Stored records

- - - - -

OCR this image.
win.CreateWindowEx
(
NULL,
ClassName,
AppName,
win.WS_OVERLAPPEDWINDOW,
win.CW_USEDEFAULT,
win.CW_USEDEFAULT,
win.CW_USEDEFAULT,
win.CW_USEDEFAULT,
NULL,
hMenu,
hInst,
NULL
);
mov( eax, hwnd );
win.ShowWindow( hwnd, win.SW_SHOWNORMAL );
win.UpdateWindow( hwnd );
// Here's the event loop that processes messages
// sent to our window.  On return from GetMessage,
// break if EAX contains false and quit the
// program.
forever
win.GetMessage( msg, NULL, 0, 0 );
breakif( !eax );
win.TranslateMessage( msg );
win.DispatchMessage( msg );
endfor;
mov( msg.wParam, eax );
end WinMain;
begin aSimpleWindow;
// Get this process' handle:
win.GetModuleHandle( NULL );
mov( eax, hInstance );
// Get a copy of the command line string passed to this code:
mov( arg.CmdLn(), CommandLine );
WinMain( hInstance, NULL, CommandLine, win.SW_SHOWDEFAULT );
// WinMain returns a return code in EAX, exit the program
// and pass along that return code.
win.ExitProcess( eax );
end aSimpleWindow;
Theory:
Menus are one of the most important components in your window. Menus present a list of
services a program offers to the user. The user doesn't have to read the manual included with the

- - - - -

Task requirements —
Scan the listing above. Collect all lines with the word "that".

Reply —
// Here's the event loop that processes messages
// and pass along that return code.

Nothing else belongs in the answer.